Pictures stay out of the copy; output exactly the lines from the one containing "Extract the structured" through the end of the material.

• _RECORDS PROVIDED_
================
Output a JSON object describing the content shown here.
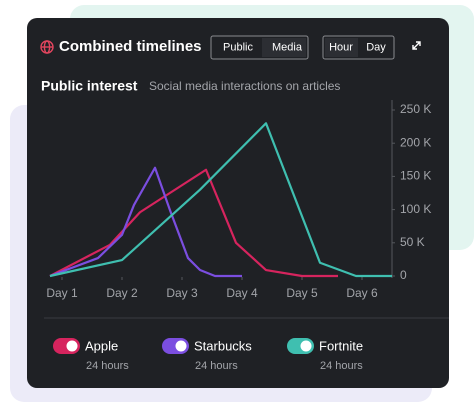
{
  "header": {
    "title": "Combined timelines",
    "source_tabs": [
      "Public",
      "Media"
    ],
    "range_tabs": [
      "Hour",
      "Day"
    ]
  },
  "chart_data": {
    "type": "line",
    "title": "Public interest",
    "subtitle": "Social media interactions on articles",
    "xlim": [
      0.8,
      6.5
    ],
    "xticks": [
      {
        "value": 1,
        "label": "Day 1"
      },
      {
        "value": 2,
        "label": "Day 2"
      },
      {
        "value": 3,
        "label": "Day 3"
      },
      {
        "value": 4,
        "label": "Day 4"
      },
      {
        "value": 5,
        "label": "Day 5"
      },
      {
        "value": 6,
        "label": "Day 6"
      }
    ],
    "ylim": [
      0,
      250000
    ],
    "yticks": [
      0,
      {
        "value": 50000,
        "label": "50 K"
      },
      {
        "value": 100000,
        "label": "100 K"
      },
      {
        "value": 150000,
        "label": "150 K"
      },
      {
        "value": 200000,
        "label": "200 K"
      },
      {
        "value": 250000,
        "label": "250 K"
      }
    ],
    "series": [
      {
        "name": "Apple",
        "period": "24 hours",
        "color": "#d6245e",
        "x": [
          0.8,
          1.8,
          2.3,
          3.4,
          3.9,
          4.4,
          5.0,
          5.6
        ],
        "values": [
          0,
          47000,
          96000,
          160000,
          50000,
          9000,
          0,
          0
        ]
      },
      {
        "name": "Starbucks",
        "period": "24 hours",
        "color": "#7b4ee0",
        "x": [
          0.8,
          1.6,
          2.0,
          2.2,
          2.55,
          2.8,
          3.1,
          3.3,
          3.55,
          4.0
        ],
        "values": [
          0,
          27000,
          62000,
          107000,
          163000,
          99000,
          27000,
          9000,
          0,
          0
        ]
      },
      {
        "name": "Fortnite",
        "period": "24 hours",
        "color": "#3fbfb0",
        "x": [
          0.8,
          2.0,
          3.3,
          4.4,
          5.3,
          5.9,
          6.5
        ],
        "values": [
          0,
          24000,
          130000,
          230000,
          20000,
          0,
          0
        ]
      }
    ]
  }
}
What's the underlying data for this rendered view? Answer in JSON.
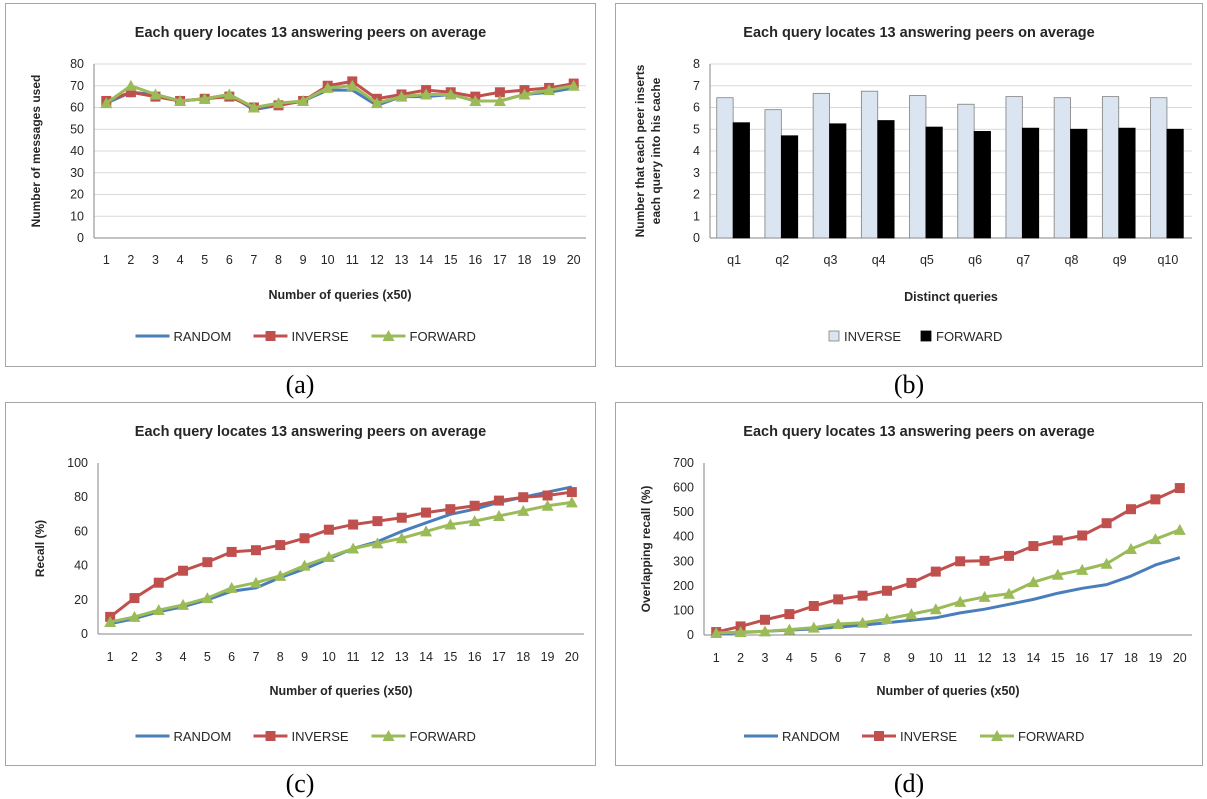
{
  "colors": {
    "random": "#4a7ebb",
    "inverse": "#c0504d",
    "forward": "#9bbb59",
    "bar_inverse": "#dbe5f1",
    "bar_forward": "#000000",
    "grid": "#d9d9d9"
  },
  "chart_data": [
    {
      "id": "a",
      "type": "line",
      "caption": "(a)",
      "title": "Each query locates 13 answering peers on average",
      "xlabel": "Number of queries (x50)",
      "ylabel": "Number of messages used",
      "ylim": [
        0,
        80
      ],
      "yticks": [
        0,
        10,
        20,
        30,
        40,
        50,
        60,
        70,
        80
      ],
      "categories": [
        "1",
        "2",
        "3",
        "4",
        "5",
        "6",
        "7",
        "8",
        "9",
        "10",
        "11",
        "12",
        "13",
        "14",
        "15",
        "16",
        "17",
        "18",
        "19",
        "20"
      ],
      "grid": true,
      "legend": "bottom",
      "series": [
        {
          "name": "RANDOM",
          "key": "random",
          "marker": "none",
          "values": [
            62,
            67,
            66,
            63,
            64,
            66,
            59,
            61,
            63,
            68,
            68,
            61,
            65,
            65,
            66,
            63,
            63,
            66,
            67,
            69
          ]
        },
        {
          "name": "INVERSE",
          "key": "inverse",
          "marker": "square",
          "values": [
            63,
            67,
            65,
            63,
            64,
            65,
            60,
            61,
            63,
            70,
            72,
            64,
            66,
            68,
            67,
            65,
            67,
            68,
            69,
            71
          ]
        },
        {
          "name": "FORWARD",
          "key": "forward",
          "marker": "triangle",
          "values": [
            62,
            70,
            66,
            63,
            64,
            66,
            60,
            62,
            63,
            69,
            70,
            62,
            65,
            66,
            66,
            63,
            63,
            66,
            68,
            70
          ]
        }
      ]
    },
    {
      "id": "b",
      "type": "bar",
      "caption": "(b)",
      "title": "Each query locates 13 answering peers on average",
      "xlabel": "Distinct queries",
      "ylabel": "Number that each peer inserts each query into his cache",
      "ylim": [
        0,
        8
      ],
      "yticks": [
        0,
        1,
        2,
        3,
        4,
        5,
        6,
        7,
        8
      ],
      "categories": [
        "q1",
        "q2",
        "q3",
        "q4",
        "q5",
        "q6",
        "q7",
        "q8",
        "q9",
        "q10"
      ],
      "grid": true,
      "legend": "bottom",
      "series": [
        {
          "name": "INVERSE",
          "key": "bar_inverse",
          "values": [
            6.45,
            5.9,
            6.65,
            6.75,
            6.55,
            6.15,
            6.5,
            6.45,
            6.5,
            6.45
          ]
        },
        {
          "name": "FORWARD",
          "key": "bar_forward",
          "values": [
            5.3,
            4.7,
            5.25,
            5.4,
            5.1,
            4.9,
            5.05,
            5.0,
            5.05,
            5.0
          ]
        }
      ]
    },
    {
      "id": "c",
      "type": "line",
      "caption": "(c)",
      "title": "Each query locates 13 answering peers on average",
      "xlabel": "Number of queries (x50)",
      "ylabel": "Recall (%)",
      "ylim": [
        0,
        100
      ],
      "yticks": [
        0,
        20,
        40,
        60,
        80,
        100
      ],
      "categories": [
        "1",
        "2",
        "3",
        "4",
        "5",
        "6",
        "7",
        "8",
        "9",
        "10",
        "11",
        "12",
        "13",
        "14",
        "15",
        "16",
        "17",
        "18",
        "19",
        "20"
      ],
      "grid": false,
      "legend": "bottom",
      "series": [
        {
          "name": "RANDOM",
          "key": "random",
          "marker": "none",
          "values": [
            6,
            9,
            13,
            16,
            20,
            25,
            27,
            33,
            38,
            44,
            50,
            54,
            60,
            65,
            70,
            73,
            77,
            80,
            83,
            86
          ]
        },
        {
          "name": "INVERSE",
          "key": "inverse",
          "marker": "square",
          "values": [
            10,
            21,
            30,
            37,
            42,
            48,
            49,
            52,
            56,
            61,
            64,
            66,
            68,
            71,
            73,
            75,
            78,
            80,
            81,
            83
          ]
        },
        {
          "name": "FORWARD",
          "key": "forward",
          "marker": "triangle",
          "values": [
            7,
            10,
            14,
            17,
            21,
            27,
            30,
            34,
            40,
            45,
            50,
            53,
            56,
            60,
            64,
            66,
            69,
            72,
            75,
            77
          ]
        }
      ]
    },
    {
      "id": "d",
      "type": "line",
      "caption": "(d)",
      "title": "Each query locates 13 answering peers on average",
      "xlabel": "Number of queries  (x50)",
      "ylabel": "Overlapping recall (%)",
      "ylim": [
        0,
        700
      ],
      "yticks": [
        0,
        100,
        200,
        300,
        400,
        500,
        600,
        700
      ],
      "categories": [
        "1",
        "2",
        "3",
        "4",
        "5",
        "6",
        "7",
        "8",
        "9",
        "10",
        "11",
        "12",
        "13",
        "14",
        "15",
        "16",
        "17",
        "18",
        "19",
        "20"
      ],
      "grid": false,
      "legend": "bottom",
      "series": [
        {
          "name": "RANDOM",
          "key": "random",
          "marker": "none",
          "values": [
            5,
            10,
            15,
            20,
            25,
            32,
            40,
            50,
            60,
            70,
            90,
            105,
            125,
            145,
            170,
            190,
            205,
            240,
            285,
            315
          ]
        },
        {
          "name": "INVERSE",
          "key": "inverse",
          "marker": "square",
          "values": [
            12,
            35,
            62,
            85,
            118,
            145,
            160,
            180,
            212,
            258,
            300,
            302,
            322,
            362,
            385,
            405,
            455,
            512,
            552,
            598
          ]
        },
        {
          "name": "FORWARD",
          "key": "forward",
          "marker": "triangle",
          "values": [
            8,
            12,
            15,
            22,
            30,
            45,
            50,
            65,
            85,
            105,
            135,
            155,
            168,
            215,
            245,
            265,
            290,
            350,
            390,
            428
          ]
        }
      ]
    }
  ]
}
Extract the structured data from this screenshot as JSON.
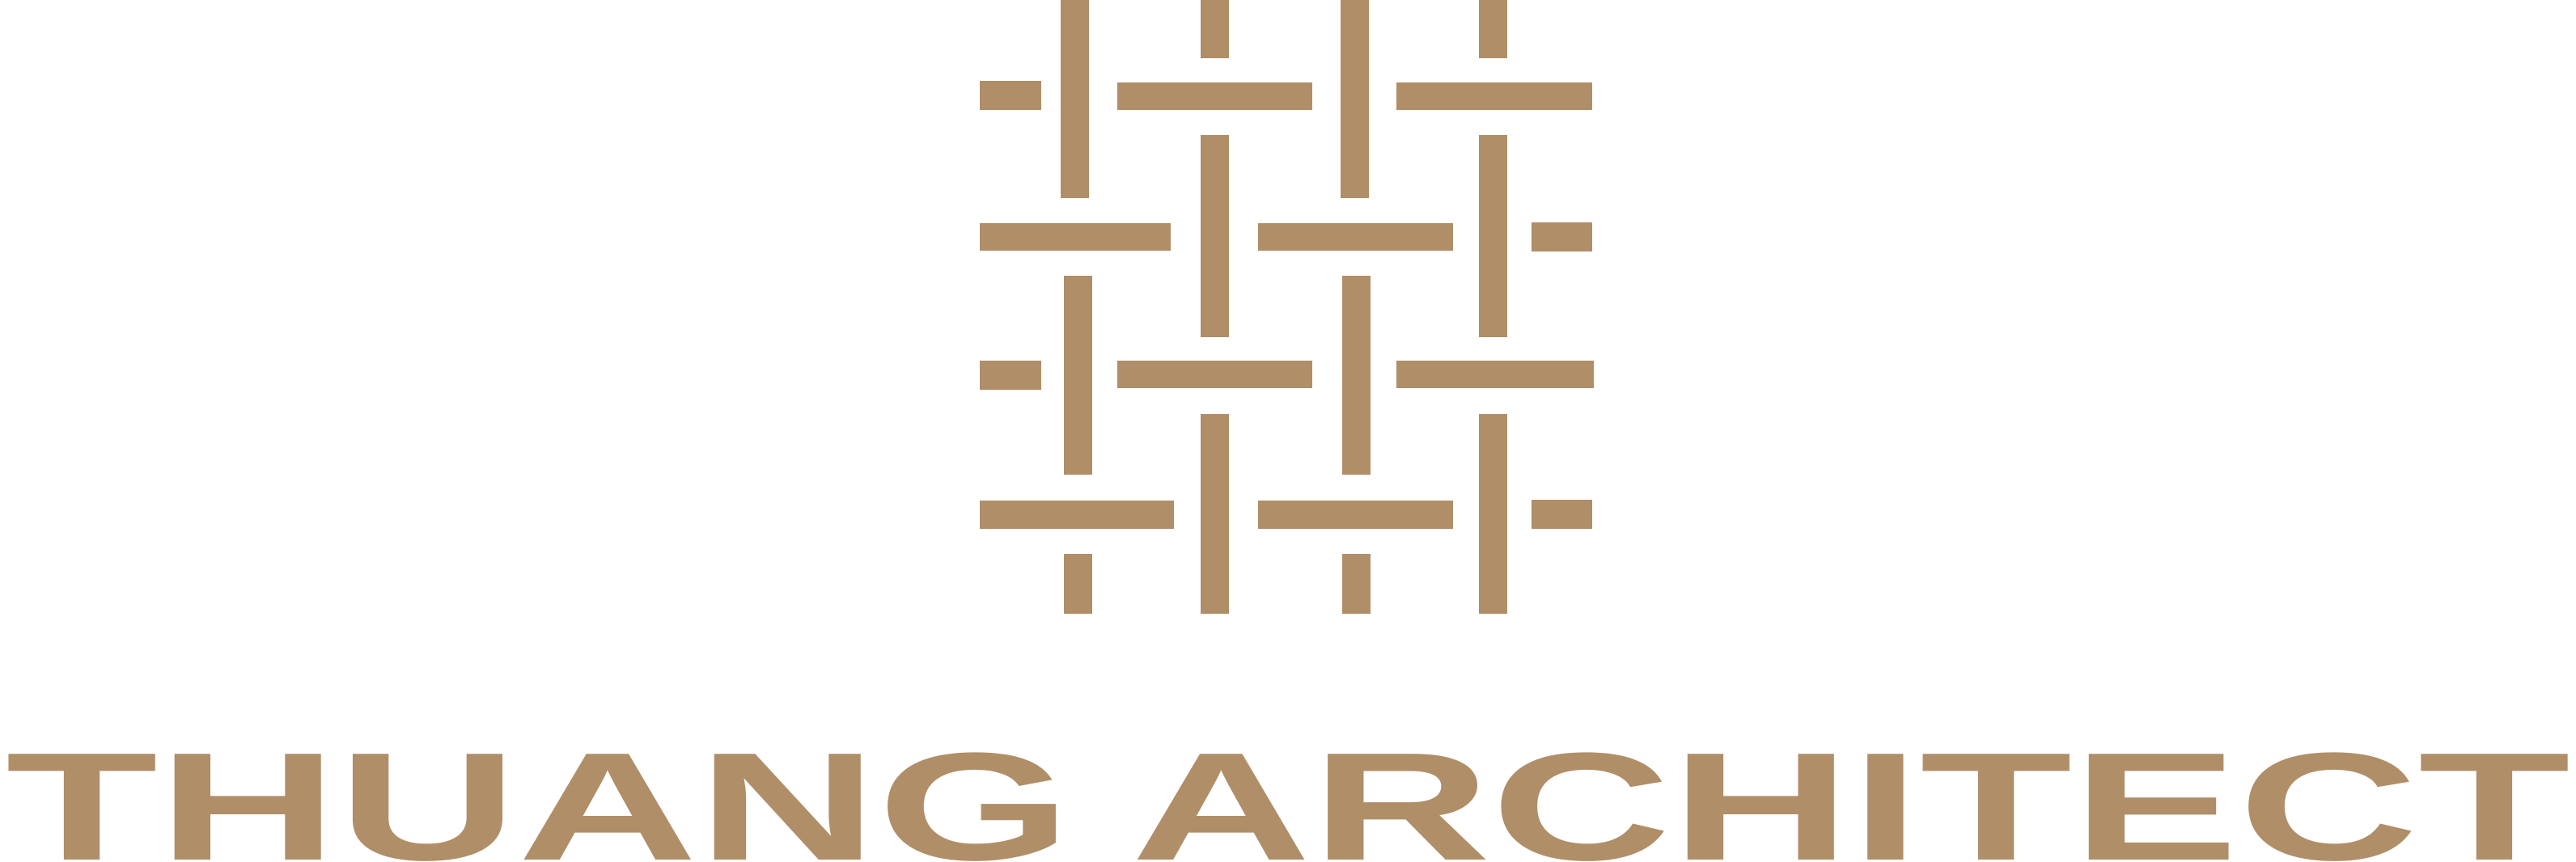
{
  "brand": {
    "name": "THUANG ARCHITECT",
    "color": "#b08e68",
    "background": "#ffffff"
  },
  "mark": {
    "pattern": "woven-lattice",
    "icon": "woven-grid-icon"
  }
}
================
• _EXPECTED ANSWER_
Extract the structured data from this screenshot as JSON.
{
  "brand": {
    "name": "THUANG ARCHITECT",
    "color": "#b08e68",
    "background": "#ffffff"
  },
  "mark": {
    "pattern": "woven-lattice",
    "icon": "woven-grid-icon"
  }
}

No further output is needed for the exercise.